◆ TO DO ◆
From the listing below, pull out the lines that hold "hand".

(Entries from a dataset)
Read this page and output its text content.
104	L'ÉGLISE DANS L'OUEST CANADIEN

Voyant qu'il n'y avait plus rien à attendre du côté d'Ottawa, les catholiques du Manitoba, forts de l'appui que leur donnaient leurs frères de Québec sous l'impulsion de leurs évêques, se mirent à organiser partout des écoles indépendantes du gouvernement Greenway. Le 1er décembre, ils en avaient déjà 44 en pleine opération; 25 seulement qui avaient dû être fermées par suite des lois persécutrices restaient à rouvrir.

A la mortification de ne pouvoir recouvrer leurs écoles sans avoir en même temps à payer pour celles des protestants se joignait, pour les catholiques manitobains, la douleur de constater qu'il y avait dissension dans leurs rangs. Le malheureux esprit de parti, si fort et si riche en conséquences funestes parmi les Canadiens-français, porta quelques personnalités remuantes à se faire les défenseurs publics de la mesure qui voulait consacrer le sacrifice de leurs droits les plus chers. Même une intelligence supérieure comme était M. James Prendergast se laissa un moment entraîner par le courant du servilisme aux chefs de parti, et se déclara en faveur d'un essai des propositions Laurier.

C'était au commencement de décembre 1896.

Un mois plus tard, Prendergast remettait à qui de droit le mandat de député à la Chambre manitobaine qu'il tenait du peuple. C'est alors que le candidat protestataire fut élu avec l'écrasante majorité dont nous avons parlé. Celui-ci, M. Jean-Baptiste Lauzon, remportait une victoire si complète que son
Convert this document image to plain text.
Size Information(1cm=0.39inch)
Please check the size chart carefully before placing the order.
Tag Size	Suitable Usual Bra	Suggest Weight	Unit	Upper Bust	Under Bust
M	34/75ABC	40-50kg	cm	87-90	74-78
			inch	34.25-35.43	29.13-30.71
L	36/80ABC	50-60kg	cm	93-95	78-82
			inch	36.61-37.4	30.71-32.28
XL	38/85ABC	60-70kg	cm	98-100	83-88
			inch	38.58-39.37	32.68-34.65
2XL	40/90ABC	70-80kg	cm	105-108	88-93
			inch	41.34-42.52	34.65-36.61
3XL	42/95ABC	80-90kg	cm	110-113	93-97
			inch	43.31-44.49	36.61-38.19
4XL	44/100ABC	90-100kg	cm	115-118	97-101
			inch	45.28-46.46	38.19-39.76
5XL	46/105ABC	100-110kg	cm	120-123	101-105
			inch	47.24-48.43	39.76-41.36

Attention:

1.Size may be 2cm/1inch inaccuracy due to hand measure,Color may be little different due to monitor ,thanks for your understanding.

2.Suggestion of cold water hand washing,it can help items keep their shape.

◆ EXERCISE RESULT ◆
1.Size may be 2cm/1inch inaccuracy due to hand measure,Color may be little different due to monitor ,thanks for your understanding.
2.Suggestion of cold water hand washing,it can help items keep their shape.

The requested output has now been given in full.